◆ Written instruction
Find the lines that hold "объема". Report only how many there are.

◆ Input rows
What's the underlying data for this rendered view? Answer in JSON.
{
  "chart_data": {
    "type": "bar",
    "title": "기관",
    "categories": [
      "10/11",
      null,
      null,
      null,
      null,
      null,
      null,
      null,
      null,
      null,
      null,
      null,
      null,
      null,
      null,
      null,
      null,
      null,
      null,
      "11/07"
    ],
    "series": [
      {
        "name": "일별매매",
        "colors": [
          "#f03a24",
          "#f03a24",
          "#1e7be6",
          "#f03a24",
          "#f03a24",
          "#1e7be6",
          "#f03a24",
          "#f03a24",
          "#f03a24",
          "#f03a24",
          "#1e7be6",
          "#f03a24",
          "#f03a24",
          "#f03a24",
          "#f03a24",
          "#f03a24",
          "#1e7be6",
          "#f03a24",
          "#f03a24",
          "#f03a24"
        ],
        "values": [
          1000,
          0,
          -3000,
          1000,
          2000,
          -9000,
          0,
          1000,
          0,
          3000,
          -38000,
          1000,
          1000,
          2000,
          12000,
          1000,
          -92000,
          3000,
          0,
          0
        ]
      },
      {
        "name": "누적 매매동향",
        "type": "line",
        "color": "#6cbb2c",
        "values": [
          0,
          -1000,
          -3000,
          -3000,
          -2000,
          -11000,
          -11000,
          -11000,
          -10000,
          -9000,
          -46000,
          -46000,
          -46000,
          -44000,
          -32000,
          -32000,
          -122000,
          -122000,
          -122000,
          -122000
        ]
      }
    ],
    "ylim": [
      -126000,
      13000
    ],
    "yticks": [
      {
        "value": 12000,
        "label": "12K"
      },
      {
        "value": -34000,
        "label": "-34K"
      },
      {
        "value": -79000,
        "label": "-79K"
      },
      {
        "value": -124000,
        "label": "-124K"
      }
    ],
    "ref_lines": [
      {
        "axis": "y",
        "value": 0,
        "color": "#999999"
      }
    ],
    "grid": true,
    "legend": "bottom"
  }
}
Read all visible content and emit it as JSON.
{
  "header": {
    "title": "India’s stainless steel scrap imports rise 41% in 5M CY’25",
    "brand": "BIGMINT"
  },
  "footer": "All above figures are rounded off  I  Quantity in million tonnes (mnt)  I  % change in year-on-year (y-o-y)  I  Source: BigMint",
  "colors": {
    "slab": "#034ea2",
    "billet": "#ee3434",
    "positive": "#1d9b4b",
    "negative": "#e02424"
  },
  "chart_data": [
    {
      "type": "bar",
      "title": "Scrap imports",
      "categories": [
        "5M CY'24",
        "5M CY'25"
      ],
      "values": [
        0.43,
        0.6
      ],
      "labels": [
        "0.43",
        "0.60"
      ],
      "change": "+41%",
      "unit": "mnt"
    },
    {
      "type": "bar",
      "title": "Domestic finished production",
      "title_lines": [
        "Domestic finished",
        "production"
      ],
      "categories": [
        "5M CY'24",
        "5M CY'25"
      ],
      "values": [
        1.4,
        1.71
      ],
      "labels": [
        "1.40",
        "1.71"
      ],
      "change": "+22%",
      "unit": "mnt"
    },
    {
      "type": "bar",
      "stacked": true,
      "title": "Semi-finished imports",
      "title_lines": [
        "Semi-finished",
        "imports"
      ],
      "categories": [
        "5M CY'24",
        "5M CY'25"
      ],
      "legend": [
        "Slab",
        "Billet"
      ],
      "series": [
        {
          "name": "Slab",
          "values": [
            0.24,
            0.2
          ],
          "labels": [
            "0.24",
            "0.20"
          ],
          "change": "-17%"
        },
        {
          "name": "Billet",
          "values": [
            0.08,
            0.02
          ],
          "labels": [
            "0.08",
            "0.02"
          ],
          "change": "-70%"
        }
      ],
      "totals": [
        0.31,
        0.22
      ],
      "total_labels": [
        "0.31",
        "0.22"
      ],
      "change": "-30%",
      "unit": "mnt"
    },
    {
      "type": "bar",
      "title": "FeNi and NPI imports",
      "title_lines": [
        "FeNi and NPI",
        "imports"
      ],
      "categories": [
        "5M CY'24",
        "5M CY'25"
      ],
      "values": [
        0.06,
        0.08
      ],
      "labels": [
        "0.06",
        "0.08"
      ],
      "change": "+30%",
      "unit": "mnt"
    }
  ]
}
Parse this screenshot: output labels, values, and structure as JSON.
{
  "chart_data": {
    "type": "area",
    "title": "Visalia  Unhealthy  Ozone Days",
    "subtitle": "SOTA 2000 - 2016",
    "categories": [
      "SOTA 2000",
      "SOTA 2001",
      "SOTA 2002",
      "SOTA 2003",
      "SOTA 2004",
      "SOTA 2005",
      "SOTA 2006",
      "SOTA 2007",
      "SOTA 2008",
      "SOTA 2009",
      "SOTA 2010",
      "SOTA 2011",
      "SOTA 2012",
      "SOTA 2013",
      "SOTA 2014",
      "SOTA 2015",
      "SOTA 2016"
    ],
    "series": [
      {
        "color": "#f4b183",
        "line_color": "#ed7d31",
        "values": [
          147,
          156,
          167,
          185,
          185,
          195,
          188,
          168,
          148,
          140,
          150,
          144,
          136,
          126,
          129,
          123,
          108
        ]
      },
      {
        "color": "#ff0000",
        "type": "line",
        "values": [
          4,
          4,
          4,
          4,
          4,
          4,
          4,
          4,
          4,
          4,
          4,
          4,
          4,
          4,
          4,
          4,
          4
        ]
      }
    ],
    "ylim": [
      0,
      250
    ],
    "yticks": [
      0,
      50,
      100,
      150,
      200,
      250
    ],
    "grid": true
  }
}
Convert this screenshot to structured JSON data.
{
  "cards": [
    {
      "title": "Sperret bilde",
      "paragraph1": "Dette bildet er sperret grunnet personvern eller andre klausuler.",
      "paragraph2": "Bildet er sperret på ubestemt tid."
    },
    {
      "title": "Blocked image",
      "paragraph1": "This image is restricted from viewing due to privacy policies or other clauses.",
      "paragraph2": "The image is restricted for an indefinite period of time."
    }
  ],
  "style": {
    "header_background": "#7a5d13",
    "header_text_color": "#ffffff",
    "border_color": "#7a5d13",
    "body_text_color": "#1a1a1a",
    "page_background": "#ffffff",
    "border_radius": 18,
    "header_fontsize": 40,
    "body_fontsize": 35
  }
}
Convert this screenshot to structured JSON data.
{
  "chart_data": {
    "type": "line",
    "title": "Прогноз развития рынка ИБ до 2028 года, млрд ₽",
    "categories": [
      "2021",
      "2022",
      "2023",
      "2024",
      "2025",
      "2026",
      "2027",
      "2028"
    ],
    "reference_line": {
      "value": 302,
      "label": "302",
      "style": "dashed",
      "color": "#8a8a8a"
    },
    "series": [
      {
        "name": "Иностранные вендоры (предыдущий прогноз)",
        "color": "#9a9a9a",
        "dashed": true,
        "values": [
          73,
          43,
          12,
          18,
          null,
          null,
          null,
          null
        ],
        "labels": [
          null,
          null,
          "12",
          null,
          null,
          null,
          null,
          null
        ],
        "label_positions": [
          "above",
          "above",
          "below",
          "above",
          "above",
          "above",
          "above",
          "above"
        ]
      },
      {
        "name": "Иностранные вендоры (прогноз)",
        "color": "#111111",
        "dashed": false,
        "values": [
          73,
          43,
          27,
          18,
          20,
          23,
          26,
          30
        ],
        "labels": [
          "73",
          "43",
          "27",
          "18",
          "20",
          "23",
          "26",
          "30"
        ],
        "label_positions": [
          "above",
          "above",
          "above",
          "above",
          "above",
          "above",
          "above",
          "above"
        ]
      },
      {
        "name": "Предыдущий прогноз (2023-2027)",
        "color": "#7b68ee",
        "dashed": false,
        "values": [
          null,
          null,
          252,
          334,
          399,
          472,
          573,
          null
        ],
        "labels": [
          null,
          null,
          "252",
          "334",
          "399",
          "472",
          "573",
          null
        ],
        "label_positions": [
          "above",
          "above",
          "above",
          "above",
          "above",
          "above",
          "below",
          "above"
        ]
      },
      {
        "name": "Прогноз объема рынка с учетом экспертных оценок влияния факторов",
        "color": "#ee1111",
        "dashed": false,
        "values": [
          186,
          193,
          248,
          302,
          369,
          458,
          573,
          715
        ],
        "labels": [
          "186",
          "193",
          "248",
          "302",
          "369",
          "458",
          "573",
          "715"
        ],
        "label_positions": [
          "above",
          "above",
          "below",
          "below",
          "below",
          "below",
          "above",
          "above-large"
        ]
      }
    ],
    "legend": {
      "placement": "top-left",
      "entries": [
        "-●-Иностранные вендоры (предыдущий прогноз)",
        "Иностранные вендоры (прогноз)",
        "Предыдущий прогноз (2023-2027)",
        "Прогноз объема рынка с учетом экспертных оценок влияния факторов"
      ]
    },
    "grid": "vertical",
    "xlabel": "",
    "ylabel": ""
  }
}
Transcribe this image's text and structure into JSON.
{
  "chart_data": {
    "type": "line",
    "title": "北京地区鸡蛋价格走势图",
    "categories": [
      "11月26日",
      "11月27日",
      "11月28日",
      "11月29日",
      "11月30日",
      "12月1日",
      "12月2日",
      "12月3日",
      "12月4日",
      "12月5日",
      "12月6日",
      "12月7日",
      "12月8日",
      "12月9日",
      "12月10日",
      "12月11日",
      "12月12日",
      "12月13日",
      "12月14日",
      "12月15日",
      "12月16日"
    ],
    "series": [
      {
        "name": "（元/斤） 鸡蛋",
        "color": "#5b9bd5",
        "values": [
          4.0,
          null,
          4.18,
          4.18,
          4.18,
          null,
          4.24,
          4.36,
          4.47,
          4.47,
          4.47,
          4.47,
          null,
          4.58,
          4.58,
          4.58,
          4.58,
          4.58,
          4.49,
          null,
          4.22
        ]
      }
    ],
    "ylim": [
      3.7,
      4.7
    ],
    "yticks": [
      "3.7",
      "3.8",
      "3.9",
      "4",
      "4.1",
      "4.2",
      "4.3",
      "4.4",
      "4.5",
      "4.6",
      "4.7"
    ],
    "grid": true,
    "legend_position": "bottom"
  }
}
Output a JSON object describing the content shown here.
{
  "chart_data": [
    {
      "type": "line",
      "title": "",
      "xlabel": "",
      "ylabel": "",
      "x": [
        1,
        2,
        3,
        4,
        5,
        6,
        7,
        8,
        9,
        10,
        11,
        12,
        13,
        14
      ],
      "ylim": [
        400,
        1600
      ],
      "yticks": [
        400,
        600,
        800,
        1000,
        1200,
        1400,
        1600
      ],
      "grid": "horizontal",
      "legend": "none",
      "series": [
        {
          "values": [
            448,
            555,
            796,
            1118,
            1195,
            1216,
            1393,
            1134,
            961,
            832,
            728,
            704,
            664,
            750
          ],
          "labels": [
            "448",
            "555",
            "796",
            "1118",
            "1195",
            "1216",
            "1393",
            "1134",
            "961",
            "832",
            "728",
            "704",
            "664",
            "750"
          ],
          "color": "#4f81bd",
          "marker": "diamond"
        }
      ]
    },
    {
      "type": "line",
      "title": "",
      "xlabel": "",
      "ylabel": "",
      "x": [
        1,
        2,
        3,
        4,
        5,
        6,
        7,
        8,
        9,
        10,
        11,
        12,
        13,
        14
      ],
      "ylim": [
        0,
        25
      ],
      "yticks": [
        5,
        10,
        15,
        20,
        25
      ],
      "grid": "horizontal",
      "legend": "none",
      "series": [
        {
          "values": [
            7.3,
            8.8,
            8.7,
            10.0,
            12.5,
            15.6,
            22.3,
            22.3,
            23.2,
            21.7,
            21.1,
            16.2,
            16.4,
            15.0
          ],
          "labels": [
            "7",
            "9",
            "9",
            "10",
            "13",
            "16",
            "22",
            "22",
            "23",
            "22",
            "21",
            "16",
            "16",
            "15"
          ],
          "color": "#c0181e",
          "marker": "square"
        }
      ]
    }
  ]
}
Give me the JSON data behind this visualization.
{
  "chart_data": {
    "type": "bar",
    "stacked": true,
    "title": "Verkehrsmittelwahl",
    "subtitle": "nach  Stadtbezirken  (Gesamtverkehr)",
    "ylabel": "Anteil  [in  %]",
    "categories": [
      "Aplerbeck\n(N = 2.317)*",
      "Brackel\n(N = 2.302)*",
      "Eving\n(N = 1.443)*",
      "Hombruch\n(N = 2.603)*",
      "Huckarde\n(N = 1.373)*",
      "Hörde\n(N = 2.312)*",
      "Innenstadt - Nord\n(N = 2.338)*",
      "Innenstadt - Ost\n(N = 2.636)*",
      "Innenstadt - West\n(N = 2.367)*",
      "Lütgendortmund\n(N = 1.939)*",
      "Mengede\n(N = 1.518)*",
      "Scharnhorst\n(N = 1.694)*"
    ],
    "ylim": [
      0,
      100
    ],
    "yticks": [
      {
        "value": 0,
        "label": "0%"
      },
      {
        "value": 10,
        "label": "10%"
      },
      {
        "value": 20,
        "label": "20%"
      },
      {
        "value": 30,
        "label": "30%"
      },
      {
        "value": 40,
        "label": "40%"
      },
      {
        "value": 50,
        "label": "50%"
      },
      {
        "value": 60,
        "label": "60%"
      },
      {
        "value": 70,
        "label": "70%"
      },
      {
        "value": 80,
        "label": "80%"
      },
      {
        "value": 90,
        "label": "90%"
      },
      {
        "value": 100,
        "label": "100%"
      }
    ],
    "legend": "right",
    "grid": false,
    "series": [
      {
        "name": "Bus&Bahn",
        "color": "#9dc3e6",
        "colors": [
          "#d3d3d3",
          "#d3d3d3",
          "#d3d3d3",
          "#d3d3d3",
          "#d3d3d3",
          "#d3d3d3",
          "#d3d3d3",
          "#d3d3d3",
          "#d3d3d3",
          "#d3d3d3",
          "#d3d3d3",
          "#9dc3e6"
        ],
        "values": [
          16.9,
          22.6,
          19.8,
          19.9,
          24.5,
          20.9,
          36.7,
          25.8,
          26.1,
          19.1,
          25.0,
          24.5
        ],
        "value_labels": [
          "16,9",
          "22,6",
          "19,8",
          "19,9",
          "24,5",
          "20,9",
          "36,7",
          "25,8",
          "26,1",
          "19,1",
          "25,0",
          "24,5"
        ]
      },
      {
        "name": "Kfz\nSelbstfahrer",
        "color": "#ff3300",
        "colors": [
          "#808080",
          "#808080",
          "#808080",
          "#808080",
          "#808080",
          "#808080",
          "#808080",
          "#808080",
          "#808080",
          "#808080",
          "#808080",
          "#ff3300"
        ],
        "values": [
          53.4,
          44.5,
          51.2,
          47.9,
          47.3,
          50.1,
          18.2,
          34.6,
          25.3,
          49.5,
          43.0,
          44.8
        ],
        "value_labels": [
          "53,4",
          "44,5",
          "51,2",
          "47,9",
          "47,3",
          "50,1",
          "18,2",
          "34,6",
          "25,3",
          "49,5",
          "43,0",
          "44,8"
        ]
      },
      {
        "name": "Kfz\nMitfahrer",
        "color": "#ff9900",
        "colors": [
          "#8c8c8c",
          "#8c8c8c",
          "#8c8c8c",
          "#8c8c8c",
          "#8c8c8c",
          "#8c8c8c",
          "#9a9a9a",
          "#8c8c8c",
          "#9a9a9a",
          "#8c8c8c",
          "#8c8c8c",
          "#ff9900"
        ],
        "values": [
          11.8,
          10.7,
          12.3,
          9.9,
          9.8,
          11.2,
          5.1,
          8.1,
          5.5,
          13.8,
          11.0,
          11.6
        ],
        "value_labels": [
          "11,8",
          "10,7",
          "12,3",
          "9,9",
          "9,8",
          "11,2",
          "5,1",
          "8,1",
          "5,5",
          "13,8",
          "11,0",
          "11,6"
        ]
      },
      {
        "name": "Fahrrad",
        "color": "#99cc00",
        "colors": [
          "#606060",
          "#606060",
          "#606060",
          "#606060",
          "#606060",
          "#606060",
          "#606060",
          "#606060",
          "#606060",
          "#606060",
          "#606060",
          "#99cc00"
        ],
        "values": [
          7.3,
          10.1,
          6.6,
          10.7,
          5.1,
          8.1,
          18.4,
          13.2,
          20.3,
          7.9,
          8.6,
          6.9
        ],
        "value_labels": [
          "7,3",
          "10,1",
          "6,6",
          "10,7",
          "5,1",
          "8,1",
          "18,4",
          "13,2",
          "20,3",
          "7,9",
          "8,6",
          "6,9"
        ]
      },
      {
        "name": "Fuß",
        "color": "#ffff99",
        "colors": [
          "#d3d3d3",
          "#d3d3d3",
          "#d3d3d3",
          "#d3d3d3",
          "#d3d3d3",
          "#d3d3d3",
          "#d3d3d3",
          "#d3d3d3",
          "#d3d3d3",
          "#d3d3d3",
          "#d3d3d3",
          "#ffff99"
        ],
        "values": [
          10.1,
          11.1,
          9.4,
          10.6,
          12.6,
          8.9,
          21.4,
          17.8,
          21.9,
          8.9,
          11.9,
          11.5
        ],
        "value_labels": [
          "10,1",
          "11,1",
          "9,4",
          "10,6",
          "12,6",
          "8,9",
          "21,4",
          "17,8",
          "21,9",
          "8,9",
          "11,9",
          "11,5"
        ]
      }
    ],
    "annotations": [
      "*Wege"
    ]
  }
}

◆ Complete answer
2